- What is expected -
Locate the string "Николаевка" in the records below. Copy every line where it occurs.
──────────────────────────────
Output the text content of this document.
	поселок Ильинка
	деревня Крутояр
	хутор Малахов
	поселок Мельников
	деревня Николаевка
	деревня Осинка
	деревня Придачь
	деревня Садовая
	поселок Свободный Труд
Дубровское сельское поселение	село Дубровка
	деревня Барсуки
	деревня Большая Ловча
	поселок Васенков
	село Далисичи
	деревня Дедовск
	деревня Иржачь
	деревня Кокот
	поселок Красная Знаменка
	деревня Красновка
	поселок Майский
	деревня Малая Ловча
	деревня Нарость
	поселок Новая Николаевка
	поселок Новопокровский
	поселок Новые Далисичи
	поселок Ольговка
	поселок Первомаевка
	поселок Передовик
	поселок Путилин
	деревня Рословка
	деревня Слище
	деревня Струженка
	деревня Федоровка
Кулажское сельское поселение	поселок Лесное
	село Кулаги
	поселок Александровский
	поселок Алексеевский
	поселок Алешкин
──────────────────────────────
- Result for this exercise -
	деревня Николаевка
	поселок Новая Николаевка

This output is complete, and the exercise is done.